* **Brief**: Copy out all lines of the records in which the word "image" appears.

Saved data entries
....

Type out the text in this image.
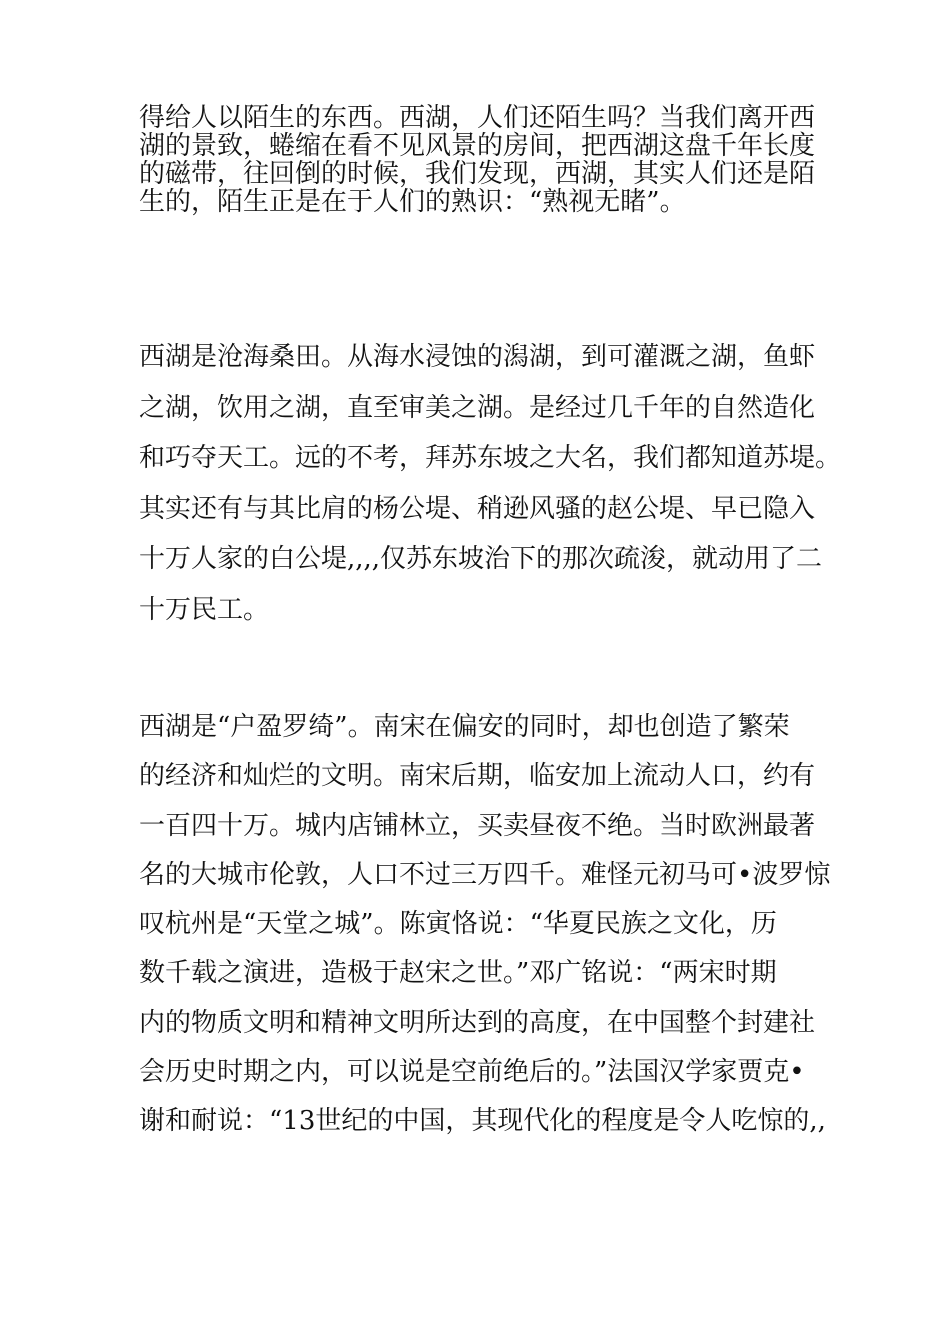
得给人以陌生的东西。西湖，人们还陌生吗？当我们离开西
湖的景致，蜷缩在看不见风景的房间，把西湖这盘千年长度
的磁带，往回倒的时候，我们发现，西湖，其实人们还是陌
生的，陌生正是在于人们的熟识：“熟视无睹”。

西湖是沧海桑田。从海水浸蚀的潟湖，到可灌溉之湖，鱼虾
之湖，饮用之湖，直至审美之湖。是经过几千年的自然造化
和巧夺天工。远的不考，拜苏东坡之大名，我们都知道苏堤。
其实还有与其比肩的杨公堤、稍逊风骚的赵公堤、早已隐入
十万人家的白公堤,,,,仅苏东坡治下的那次疏浚，就动用了二
十万民工。

西湖是“户盈罗绮”。南宋在偏安的同时，却也创造了繁荣
的经济和灿烂的文明。南宋后期，临安加上流动人口，约有
一百四十万。城内店铺林立，买卖昼夜不绝。当时欧洲最著
名的大城市伦敦，人口不过三万四千。难怪元初马可•波罗惊
叹杭州是“天堂之城”。陈寅恪说：“华夏民族之文化，历
数千载之演进，造极于赵宋之世。”邓广铭说：“两宋时期
内的物质文明和精神文明所达到的高度，在中国整个封建社
会历史时期之内，可以说是空前绝后的。”法国汉学家贾克•
谢和耐说：“13世纪的中国，其现代化的程度是令人吃惊的,,
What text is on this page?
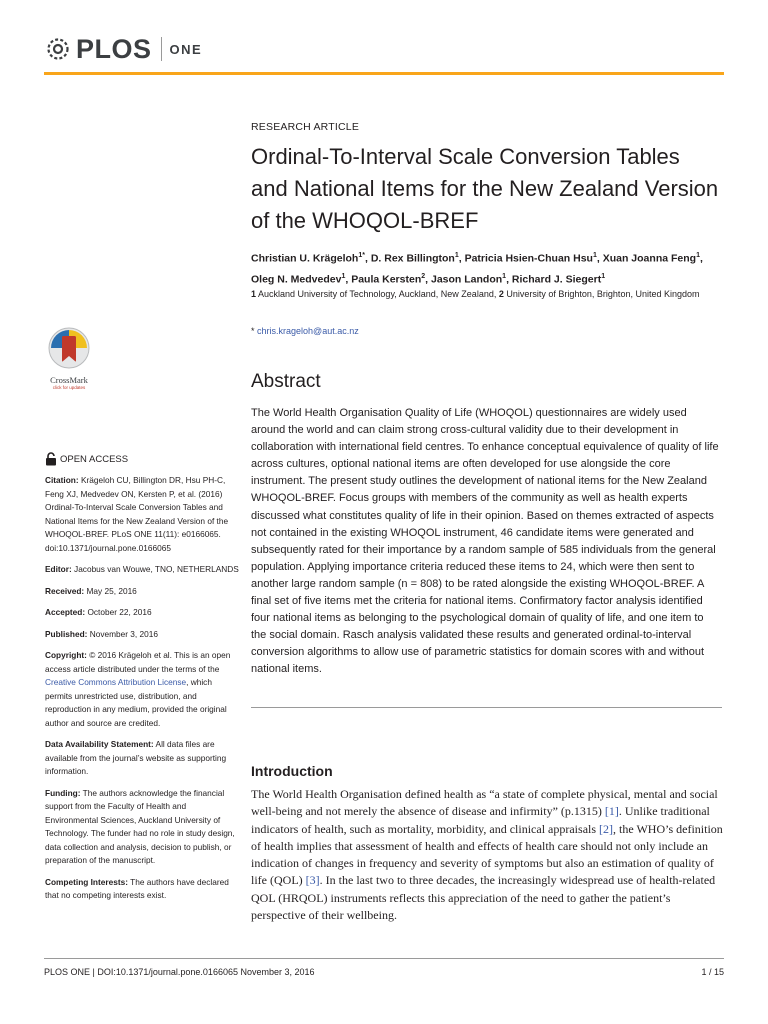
PLOS ONE
RESEARCH ARTICLE
Ordinal-To-Interval Scale Conversion Tables and National Items for the New Zealand Version of the WHOQOL-BREF
Christian U. Krägeloh$^{1*}$, D. Rex Billington$^1$, Patricia Hsien-Chuan Hsu$^1$, Xuan Joanna Feng$^1$, Oleg N. Medvedev$^1$, Paula Kersten$^2$, Jason Landon$^1$, Richard J. Siegert$^1$
1 Auckland University of Technology, Auckland, New Zealand, 2 University of Brighton, Brighton, United Kingdom
* chris.krageloh@aut.ac.nz
Abstract

The World Health Organisation Quality of Life (WHOQOL) questionnaires are widely used around the world and can claim strong cross-cultural validity due to their development in collaboration with international field centres. To enhance conceptual equivalence of quality of life across cultures, optional national items are often developed for use alongside the core instrument. The present study outlines the development of national items for the New Zealand WHOQOL-BREF. Focus groups with members of the community as well as health experts discussed what constitutes quality of life in their opinion. Based on themes extracted of aspects not contained in the existing WHOQOL instrument, 46 candidate items were generated and subsequently rated for their importance by a random sample of 585 individuals from the general population. Applying importance criteria reduced these items to 24, which were then sent to another large random sample (n = 808) to be rated alongside the existing WHOQOL-BREF. A final set of five items met the criteria for national items. Confirmatory factor analysis identified four national items as belonging to the psychological domain of quality of life, and one item to the social domain. Rasch analysis validated these results and generated ordinal-to-interval conversion algorithms to allow use of parametric statistics for domain scores with and without national items.

Introduction

The World Health Organisation defined health as “a state of complete physical, mental and social well-being and not merely the absence of disease and infirmity” (p.1315) [1]. Unlike traditional indicators of health, such as mortality, morbidity, and clinical appraisals [2], the WHO’s definition of health implies that assessment of health and effects of health care should not only include an indication of changes in frequency and severity of symptoms but also an estimation of quality of life (QOL) [3]. In the last two to three decades, the increasingly widespread use of health-related QOL (HRQOL) instruments reflects this appreciation of the need to gather the patient’s perspective of their wellbeing.

CrossMark
click for updates
OPEN ACCESS

Citation: Krägeloh CU, Billington DR, Hsu PH-C, Feng XJ, Medvedev ON, Kersten P, et al. (2016) Ordinal-To-Interval Scale Conversion Tables and National Items for the New Zealand Version of the WHOQOL-BREF. PLoS ONE 11(11): e0166065. doi:10.1371/journal.pone.0166065

Editor: Jacobus van Wouwe, TNO, NETHERLANDS

Received: May 25, 2016

Accepted: October 22, 2016

Published: November 3, 2016

Copyright: © 2016 Krägeloh et al. This is an open access article distributed under the terms of the Creative Commons Attribution License, which permits unrestricted use, distribution, and reproduction in any medium, provided the original author and source are credited.

Data Availability Statement: All data files are available from the journal’s website as supporting information.

Funding: The authors acknowledge the financial support from the Faculty of Health and Environmental Sciences, Auckland University of Technology. The funder had no role in study design, data collection and analysis, decision to publish, or preparation of the manuscript.

Competing Interests: The authors have declared that no competing interests exist.

PLOS ONE | DOI:10.1371/journal.pone.0166065 November 3, 2016	1 / 15
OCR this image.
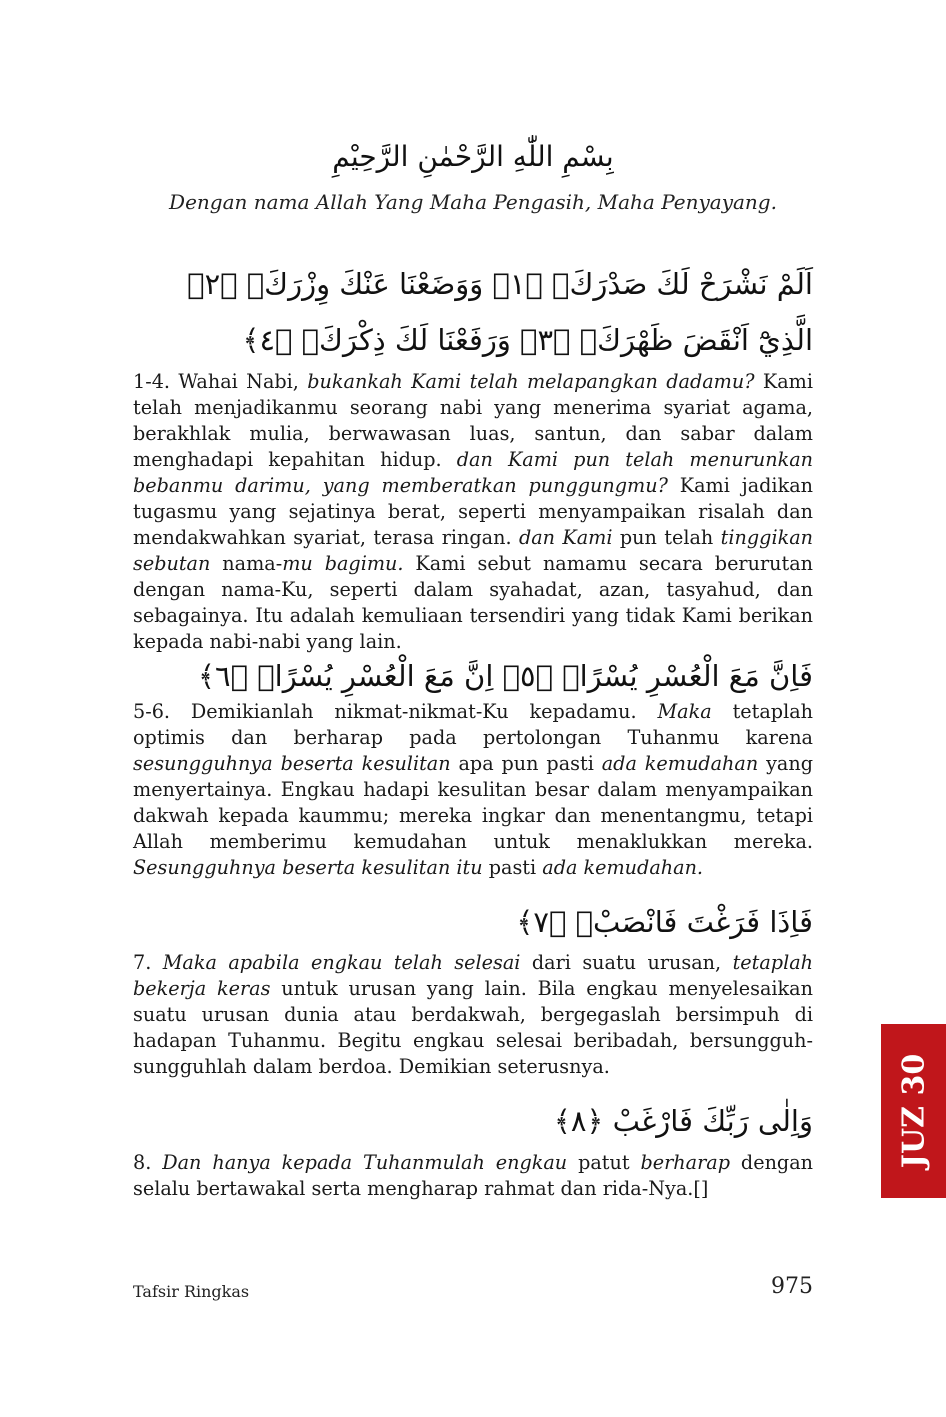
بِسْمِ اللّٰهِ الرَّحْمٰنِ الرَّحِيْمِ
Dengan nama Allah Yang Maha Pengasih, Maha Penyayang.
اَلَمْ نَشْرَحْ لَكَ صَدْرَكَۙ ﴿١﴾ وَوَضَعْنَا عَنْكَ وِزْرَكَۙ ﴿٢﴾ الَّذِيْٓ اَنْقَضَ ظَهْرَكَۙ ﴿٣﴾ وَرَفَعْنَا لَكَ ذِكْرَكَۗ ﴿٤﴾
1-4. Wahai Nabi, bukankah Kami telah melapangkan dadamu? Kami telah menjadikanmu seorang nabi yang menerima syariat agama, berakhlak mulia, berwawasan luas, santun, dan sabar dalam menghadapi kepahitan hidup. dan Kami pun telah menurunkan bebanmu darimu, yang memberatkan punggungmu? Kami jadikan tugasmu yang sejatinya berat, seperti menyampaikan risalah dan mendakwahkan syariat, terasa ringan. dan Kami pun telah tinggikan sebutan nama-mu bagimu. Kami sebut namamu secara berurutan dengan nama-Ku, seperti dalam syahadat, azan, tasyahud, dan sebagainya. Itu adalah kemuliaan tersendiri yang tidak Kami berikan kepada nabi-nabi yang lain.
فَاِنَّ مَعَ الْعُسْرِ يُسْرًاۙ ﴿٥﴾ اِنَّ مَعَ الْعُسْرِ يُسْرًاۗ ﴿٦﴾
5-6. Demikianlah nikmat-nikmat-Ku kepadamu. Maka tetaplah optimis dan berharap pada pertolongan Tuhanmu karena sesungguhnya beserta kesulitan apa pun pasti ada kemudahan yang menyertainya. Engkau hadapi kesulitan besar dalam menyampaikan dakwah kepada kaummu; mereka ingkar dan menentangmu, tetapi Allah memberimu kemudahan untuk menaklukkan mereka. Sesungguhnya beserta kesulitan itu pasti ada kemudahan.
فَاِذَا فَرَغْتَ فَانْصَبْۙ ﴿٧﴾
7. Maka apabila engkau telah selesai dari suatu urusan, tetaplah bekerja keras untuk urusan yang lain. Bila engkau menyelesaikan suatu urusan dunia atau berdakwah, bergegaslah bersimpuh di hadapan Tuhanmu. Begitu engkau selesai beribadah, bersungguh-sungguhlah dalam berdoa. Demikian seterusnya.
وَاِلٰى رَبِّكَ فَارْغَبْ ﴿٨﴾
8. Dan hanya kepada Tuhanmulah engkau patut berharap dengan selalu bertawakal serta mengharap rahmat dan rida-Nya.[]
Tafsir Ringkas	975
JUZ 30
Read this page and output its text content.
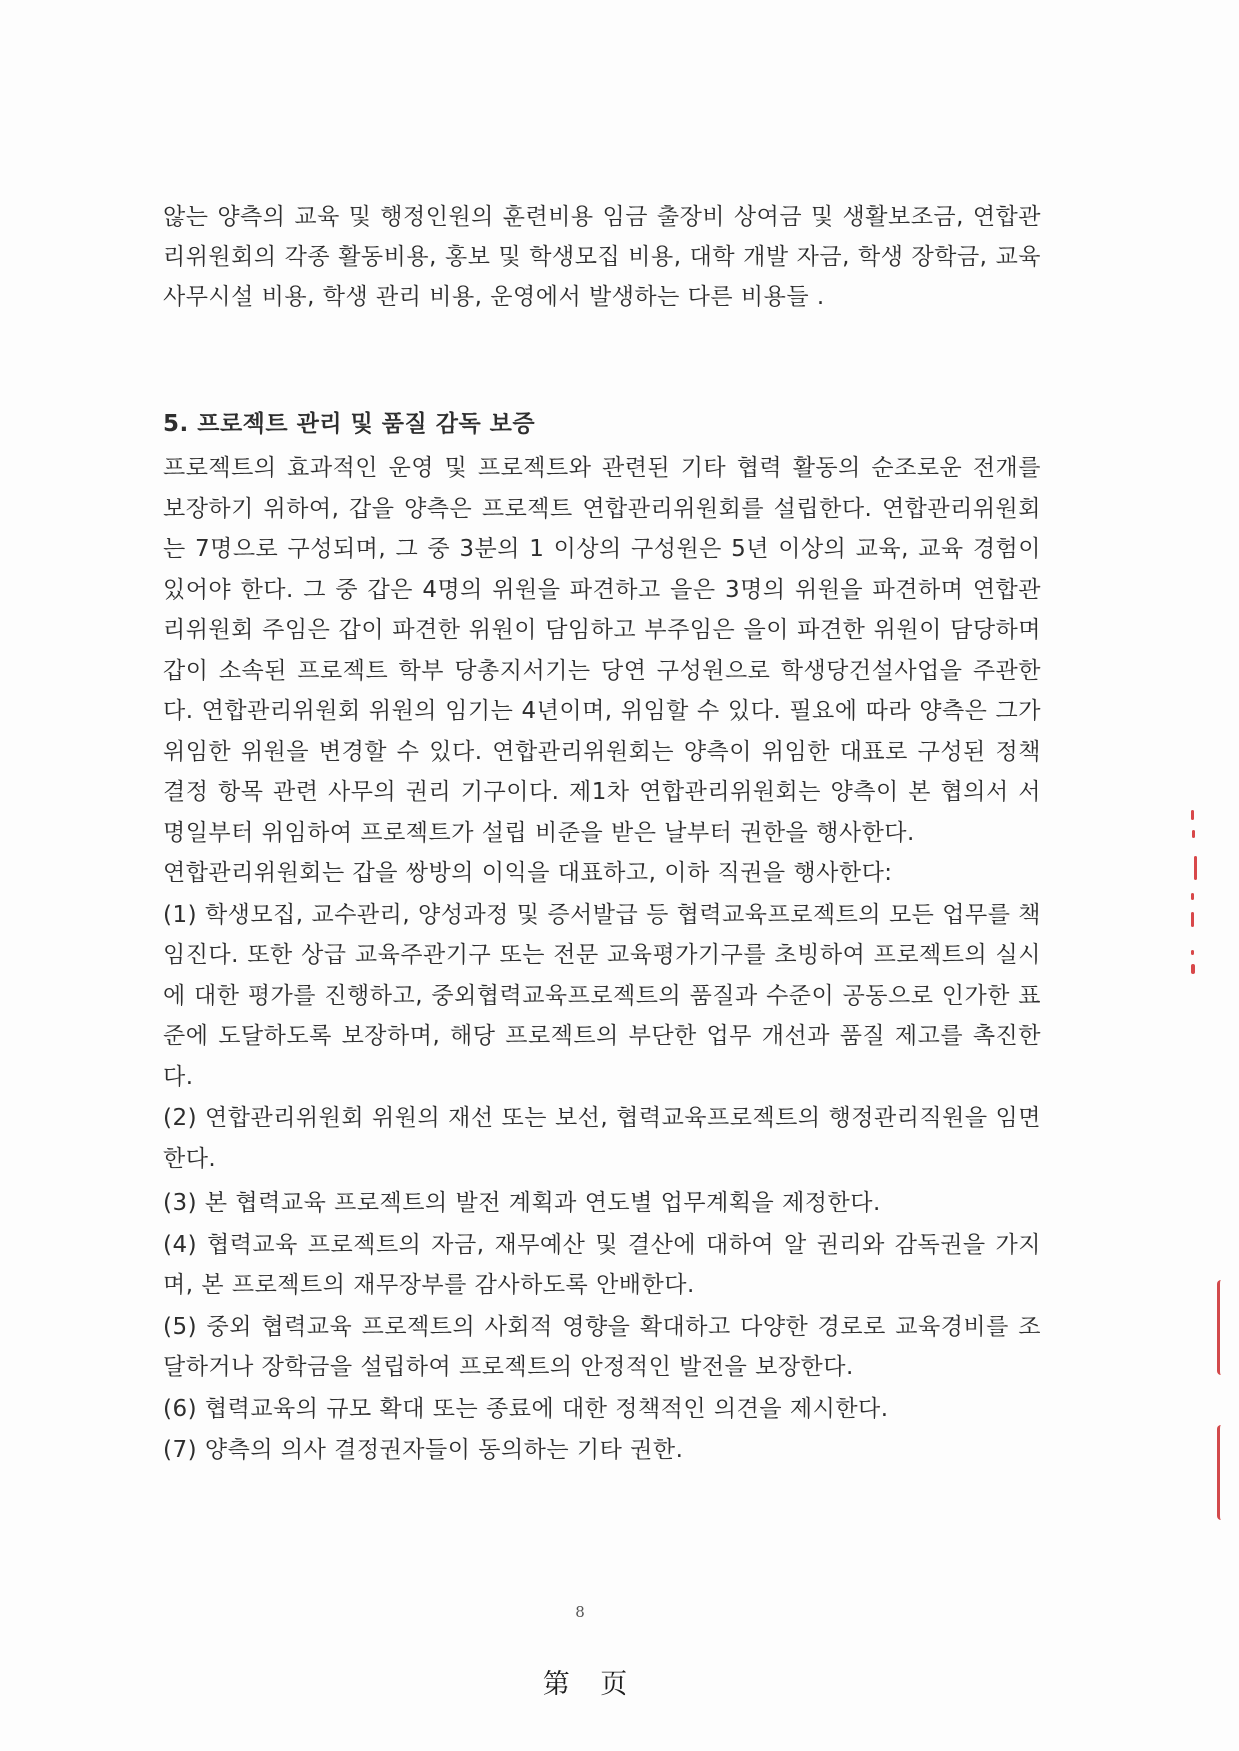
않는 양측의 교육 및 행정인원의 훈련비용 임금 출장비 상여금 및 생활보조금, 연합관리위원회의 각종 활동비용, 홍보 및 학생모집 비용, 대학 개발 자금, 학생 장학금, 교육사무시설 비용, 학생 관리 비용, 운영에서 발생하는 다른 비용들 .

5. 프로젝트 관리 및 품질 감독 보증

프로젝트의 효과적인 운영 및 프로젝트와 관련된 기타 협력 활동의 순조로운 전개를 보장하기 위하여, 갑을 양측은 프로젝트 연합관리위원회를 설립한다. 연합관리위원회는 7명으로 구성되며, 그 중 3분의 1 이상의 구성원은 5년 이상의 교육, 교육 경험이 있어야 한다. 그 중 갑은 4명의 위원을 파견하고 을은 3명의 위원을 파견하며 연합관리위원회 주임은 갑이 파견한 위원이 담임하고 부주임은 을이 파견한 위원이 담당하며 갑이 소속된 프로젝트 학부 당총지서기는 당연 구성원으로 학생당건설사업을 주관한다. 연합관리위원회 위원의 임기는 4년이며, 위임할 수 있다. 필요에 따라 양측은 그가 위임한 위원을 변경할 수 있다. 연합관리위원회는 양측이 위임한 대표로 구성된 정책 결정 항목 관련 사무의 권리 기구이다. 제1차 연합관리위원회는 양측이 본 협의서 서명일부터 위임하여 프로젝트가 설립 비준을 받은 날부터 권한을 행사한다.

연합관리위원회는 갑을 쌍방의 이익을 대표하고, 이하 직권을 행사한다:

(1) 학생모집, 교수관리, 양성과정 및 증서발급 등 협력교육프로젝트의 모든 업무를 책임진다. 또한 상급 교육주관기구 또는 전문 교육평가기구를 초빙하여 프로젝트의 실시에 대한 평가를 진행하고, 중외협력교육프로젝트의 품질과 수준이 공동으로 인가한 표준에 도달하도록 보장하며, 해당 프로젝트의 부단한 업무 개선과 품질 제고를 촉진한다.

(2) 연합관리위원회 위원의 재선 또는 보선, 협력교육프로젝트의 행정관리직원을 임면한다.

(3) 본 협력교육 프로젝트의 발전 계획과 연도별 업무계획을 제정한다.

(4) 협력교육 프로젝트의 자금, 재무예산 및 결산에 대하여 알 권리와 감독권을 가지며, 본 프로젝트의 재무장부를 감사하도록 안배한다.

(5) 중외 협력교육 프로젝트의 사회적 영향을 확대하고 다양한 경로로 교육경비를 조달하거나 장학금을 설립하여 프로젝트의 안정적인 발전을 보장한다.

(6) 협력교육의 규모 확대 또는 종료에 대한 정책적인 의견을 제시한다.

(7) 양측의 의사 결정권자들이 동의하는 기타 권한.

8
第 页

....

* **Task answer**:
Type out the text in this image.
OCR this image.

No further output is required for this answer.